** START OF Rows **

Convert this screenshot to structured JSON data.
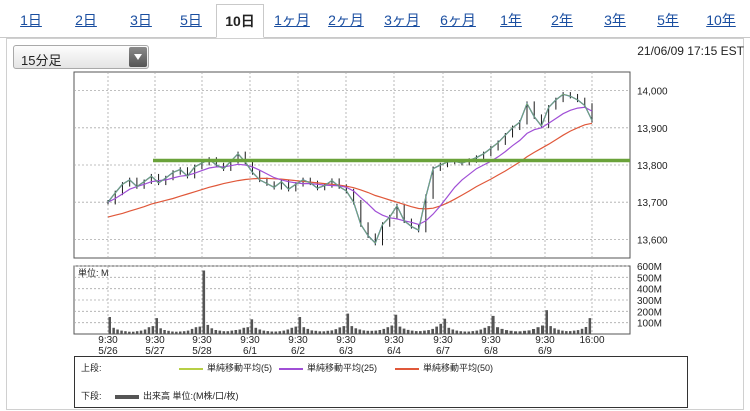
{
  "tabs": [
    {
      "label": "1日",
      "active": false
    },
    {
      "label": "2日",
      "active": false
    },
    {
      "label": "3日",
      "active": false
    },
    {
      "label": "5日",
      "active": false
    },
    {
      "label": "10日",
      "active": true
    },
    {
      "label": "1ヶ月",
      "active": false
    },
    {
      "label": "2ヶ月",
      "active": false
    },
    {
      "label": "3ヶ月",
      "active": false
    },
    {
      "label": "6ヶ月",
      "active": false
    },
    {
      "label": "1年",
      "active": false
    },
    {
      "label": "2年",
      "active": false
    },
    {
      "label": "3年",
      "active": false
    },
    {
      "label": "5年",
      "active": false
    },
    {
      "label": "10年",
      "active": false
    }
  ],
  "interval_select": {
    "value": "15分足"
  },
  "timestamp": "21/06/09 17:15 EST",
  "legend": {
    "upper_label": "上段:",
    "lower_label": "下段:",
    "sma5": "単純移動平均(5)",
    "sma25": "単純移動平均(25)",
    "sma50": "単純移動平均(50)",
    "volume": "出来高 単位:(M株/口/枚)"
  },
  "colors": {
    "price": "#1a1a1a",
    "sma5": "#b7cf45",
    "sma25": "#a04fd6",
    "sma50": "#e0583a",
    "resistance": "#6aa23a",
    "volume": "#555555"
  },
  "chart_data": [
    {
      "type": "line",
      "panel": "price",
      "y_ticks": [
        "14,000",
        "13,900",
        "13,800",
        "13,700",
        "13,600"
      ],
      "ylim": [
        13550,
        14050
      ],
      "resistance_level": 13812,
      "session_markers": [
        "5/26",
        "5/27",
        "5/28",
        "6/1",
        "6/2",
        "6/3",
        "6/4",
        "6/7",
        "6/8",
        "6/9"
      ],
      "series": [
        {
          "key": "price",
          "values": [
            13700,
            13725,
            13748,
            13760,
            13742,
            13755,
            13770,
            13752,
            13765,
            13780,
            13788,
            13770,
            13795,
            13805,
            13815,
            13800,
            13790,
            13810,
            13830,
            13808,
            13780,
            13760,
            13750,
            13740,
            13755,
            13735,
            13748,
            13760,
            13752,
            13738,
            13745,
            13758,
            13742,
            13730,
            13700,
            13640,
            13610,
            13590,
            13640,
            13660,
            13690,
            13650,
            13635,
            13625,
            13715,
            13790,
            13800,
            13808,
            13810,
            13805,
            13812,
            13820,
            13830,
            13845,
            13860,
            13880,
            13900,
            13915,
            13965,
            13930,
            13905,
            13955,
            13975,
            13990,
            13985,
            13975,
            13960,
            13920
          ]
        },
        {
          "key": "sma25",
          "values": [
            13700,
            13710,
            13722,
            13735,
            13742,
            13748,
            13755,
            13758,
            13760,
            13765,
            13770,
            13772,
            13778,
            13785,
            13792,
            13795,
            13795,
            13798,
            13802,
            13800,
            13795,
            13786,
            13776,
            13766,
            13760,
            13755,
            13752,
            13750,
            13750,
            13748,
            13746,
            13745,
            13744,
            13740,
            13730,
            13712,
            13695,
            13676,
            13665,
            13658,
            13655,
            13650,
            13646,
            13640,
            13650,
            13668,
            13690,
            13715,
            13740,
            13760,
            13775,
            13790,
            13800,
            13810,
            13822,
            13836,
            13852,
            13866,
            13885,
            13895,
            13900,
            13912,
            13925,
            13938,
            13947,
            13953,
            13955,
            13945
          ]
        },
        {
          "key": "sma50",
          "values": [
            13660,
            13665,
            13670,
            13676,
            13682,
            13688,
            13695,
            13700,
            13705,
            13710,
            13716,
            13722,
            13728,
            13734,
            13740,
            13745,
            13750,
            13754,
            13758,
            13761,
            13763,
            13764,
            13764,
            13763,
            13762,
            13760,
            13758,
            13756,
            13754,
            13752,
            13750,
            13748,
            13746,
            13743,
            13739,
            13733,
            13726,
            13718,
            13712,
            13706,
            13700,
            13694,
            13688,
            13683,
            13682,
            13684,
            13690,
            13698,
            13708,
            13719,
            13730,
            13742,
            13752,
            13762,
            13773,
            13784,
            13796,
            13808,
            13822,
            13834,
            13845,
            13856,
            13868,
            13880,
            13891,
            13900,
            13908,
            13912
          ]
        }
      ]
    },
    {
      "type": "bar",
      "panel": "volume",
      "ylabel": "単位: M",
      "y_ticks": [
        "600M",
        "500M",
        "400M",
        "300M",
        "200M",
        "100M"
      ],
      "ylim": [
        0,
        600
      ],
      "x_labels": [
        {
          "top": "9:30",
          "bottom": "5/26"
        },
        {
          "top": "9:30",
          "bottom": "5/27"
        },
        {
          "top": "9:30",
          "bottom": "5/28"
        },
        {
          "top": "9:30",
          "bottom": "6/1"
        },
        {
          "top": "9:30",
          "bottom": "6/2"
        },
        {
          "top": "9:30",
          "bottom": "6/3"
        },
        {
          "top": "9:30",
          "bottom": "6/4"
        },
        {
          "top": "9:30",
          "bottom": "6/7"
        },
        {
          "top": "9:30",
          "bottom": "6/8"
        },
        {
          "top": "9:30",
          "bottom": "6/9"
        },
        {
          "top": "16:00",
          "bottom": ""
        }
      ],
      "session_volumes": [
        [
          150,
          55,
          40,
          30,
          25,
          20,
          20,
          25,
          30,
          40,
          60,
          70
        ],
        [
          140,
          50,
          35,
          28,
          22,
          20,
          22,
          25,
          30,
          45,
          60,
          65
        ],
        [
          560,
          80,
          50,
          35,
          30,
          25,
          25,
          30,
          35,
          40,
          55,
          60
        ],
        [
          130,
          55,
          40,
          30,
          26,
          22,
          22,
          25,
          30,
          40,
          55,
          65
        ],
        [
          150,
          60,
          45,
          32,
          28,
          24,
          24,
          28,
          32,
          42,
          58,
          70
        ],
        [
          180,
          70,
          50,
          40,
          32,
          28,
          28,
          30,
          35,
          45,
          60,
          75
        ],
        [
          170,
          65,
          48,
          36,
          30,
          26,
          26,
          30,
          34,
          45,
          65,
          90
        ],
        [
          135,
          55,
          40,
          30,
          25,
          22,
          22,
          26,
          30,
          40,
          55,
          70
        ],
        [
          160,
          60,
          45,
          34,
          28,
          24,
          24,
          28,
          32,
          44,
          60,
          75
        ],
        [
          210,
          70,
          50,
          38,
          30,
          26,
          26,
          30,
          34,
          46,
          62,
          140
        ]
      ]
    }
  ]
}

** END OF Rows **

Task instructions
Excluding the pictures, reproduce every entry exactly as given.

Output of the task
Convert this screenshot to structured JSON data.
{
  "tabs": [
    {
      "label": "1日",
      "active": false
    },
    {
      "label": "2日",
      "active": false
    },
    {
      "label": "3日",
      "active": false
    },
    {
      "label": "5日",
      "active": false
    },
    {
      "label": "10日",
      "active": true
    },
    {
      "label": "1ヶ月",
      "active": false
    },
    {
      "label": "2ヶ月",
      "active": false
    },
    {
      "label": "3ヶ月",
      "active": false
    },
    {
      "label": "6ヶ月",
      "active": false
    },
    {
      "label": "1年",
      "active": false
    },
    {
      "label": "2年",
      "active": false
    },
    {
      "label": "3年",
      "active": false
    },
    {
      "label": "5年",
      "active": false
    },
    {
      "label": "10年",
      "active": false
    }
  ],
  "interval_select": {
    "value": "15分足"
  },
  "timestamp": "21/06/09 17:15 EST",
  "legend": {
    "upper_label": "上段:",
    "lower_label": "下段:",
    "sma5": "単純移動平均(5)",
    "sma25": "単純移動平均(25)",
    "sma50": "単純移動平均(50)",
    "volume": "出来高 単位:(M株/口/枚)"
  },
  "colors": {
    "price": "#1a1a1a",
    "sma5": "#b7cf45",
    "sma25": "#a04fd6",
    "sma50": "#e0583a",
    "resistance": "#6aa23a",
    "volume": "#555555"
  },
  "chart_data": [
    {
      "type": "line",
      "panel": "price",
      "y_ticks": [
        "14,000",
        "13,900",
        "13,800",
        "13,700",
        "13,600"
      ],
      "ylim": [
        13550,
        14050
      ],
      "resistance_level": 13812,
      "session_markers": [
        "5/26",
        "5/27",
        "5/28",
        "6/1",
        "6/2",
        "6/3",
        "6/4",
        "6/7",
        "6/8",
        "6/9"
      ],
      "series": [
        {
          "key": "price",
          "values": [
            13700,
            13725,
            13748,
            13760,
            13742,
            13755,
            13770,
            13752,
            13765,
            13780,
            13788,
            13770,
            13795,
            13805,
            13815,
            13800,
            13790,
            13810,
            13830,
            13808,
            13780,
            13760,
            13750,
            13740,
            13755,
            13735,
            13748,
            13760,
            13752,
            13738,
            13745,
            13758,
            13742,
            13730,
            13700,
            13640,
            13610,
            13590,
            13640,
            13660,
            13690,
            13650,
            13635,
            13625,
            13715,
            13790,
            13800,
            13808,
            13810,
            13805,
            13812,
            13820,
            13830,
            13845,
            13860,
            13880,
            13900,
            13915,
            13965,
            13930,
            13905,
            13955,
            13975,
            13990,
            13985,
            13975,
            13960,
            13920
          ]
        },
        {
          "key": "sma25",
          "values": [
            13700,
            13710,
            13722,
            13735,
            13742,
            13748,
            13755,
            13758,
            13760,
            13765,
            13770,
            13772,
            13778,
            13785,
            13792,
            13795,
            13795,
            13798,
            13802,
            13800,
            13795,
            13786,
            13776,
            13766,
            13760,
            13755,
            13752,
            13750,
            13750,
            13748,
            13746,
            13745,
            13744,
            13740,
            13730,
            13712,
            13695,
            13676,
            13665,
            13658,
            13655,
            13650,
            13646,
            13640,
            13650,
            13668,
            13690,
            13715,
            13740,
            13760,
            13775,
            13790,
            13800,
            13810,
            13822,
            13836,
            13852,
            13866,
            13885,
            13895,
            13900,
            13912,
            13925,
            13938,
            13947,
            13953,
            13955,
            13945
          ]
        },
        {
          "key": "sma50",
          "values": [
            13660,
            13665,
            13670,
            13676,
            13682,
            13688,
            13695,
            13700,
            13705,
            13710,
            13716,
            13722,
            13728,
            13734,
            13740,
            13745,
            13750,
            13754,
            13758,
            13761,
            13763,
            13764,
            13764,
            13763,
            13762,
            13760,
            13758,
            13756,
            13754,
            13752,
            13750,
            13748,
            13746,
            13743,
            13739,
            13733,
            13726,
            13718,
            13712,
            13706,
            13700,
            13694,
            13688,
            13683,
            13682,
            13684,
            13690,
            13698,
            13708,
            13719,
            13730,
            13742,
            13752,
            13762,
            13773,
            13784,
            13796,
            13808,
            13822,
            13834,
            13845,
            13856,
            13868,
            13880,
            13891,
            13900,
            13908,
            13912
          ]
        }
      ]
    },
    {
      "type": "bar",
      "panel": "volume",
      "ylabel": "単位: M",
      "y_ticks": [
        "600M",
        "500M",
        "400M",
        "300M",
        "200M",
        "100M"
      ],
      "ylim": [
        0,
        600
      ],
      "x_labels": [
        {
          "top": "9:30",
          "bottom": "5/26"
        },
        {
          "top": "9:30",
          "bottom": "5/27"
        },
        {
          "top": "9:30",
          "bottom": "5/28"
        },
        {
          "top": "9:30",
          "bottom": "6/1"
        },
        {
          "top": "9:30",
          "bottom": "6/2"
        },
        {
          "top": "9:30",
          "bottom": "6/3"
        },
        {
          "top": "9:30",
          "bottom": "6/4"
        },
        {
          "top": "9:30",
          "bottom": "6/7"
        },
        {
          "top": "9:30",
          "bottom": "6/8"
        },
        {
          "top": "9:30",
          "bottom": "6/9"
        },
        {
          "top": "16:00",
          "bottom": ""
        }
      ],
      "session_volumes": [
        [
          150,
          55,
          40,
          30,
          25,
          20,
          20,
          25,
          30,
          40,
          60,
          70
        ],
        [
          140,
          50,
          35,
          28,
          22,
          20,
          22,
          25,
          30,
          45,
          60,
          65
        ],
        [
          560,
          80,
          50,
          35,
          30,
          25,
          25,
          30,
          35,
          40,
          55,
          60
        ],
        [
          130,
          55,
          40,
          30,
          26,
          22,
          22,
          25,
          30,
          40,
          55,
          65
        ],
        [
          150,
          60,
          45,
          32,
          28,
          24,
          24,
          28,
          32,
          42,
          58,
          70
        ],
        [
          180,
          70,
          50,
          40,
          32,
          28,
          28,
          30,
          35,
          45,
          60,
          75
        ],
        [
          170,
          65,
          48,
          36,
          30,
          26,
          26,
          30,
          34,
          45,
          65,
          90
        ],
        [
          135,
          55,
          40,
          30,
          25,
          22,
          22,
          26,
          30,
          40,
          55,
          70
        ],
        [
          160,
          60,
          45,
          34,
          28,
          24,
          24,
          28,
          32,
          44,
          60,
          75
        ],
        [
          210,
          70,
          50,
          38,
          30,
          26,
          26,
          30,
          34,
          46,
          62,
          140
        ]
      ]
    }
  ]
}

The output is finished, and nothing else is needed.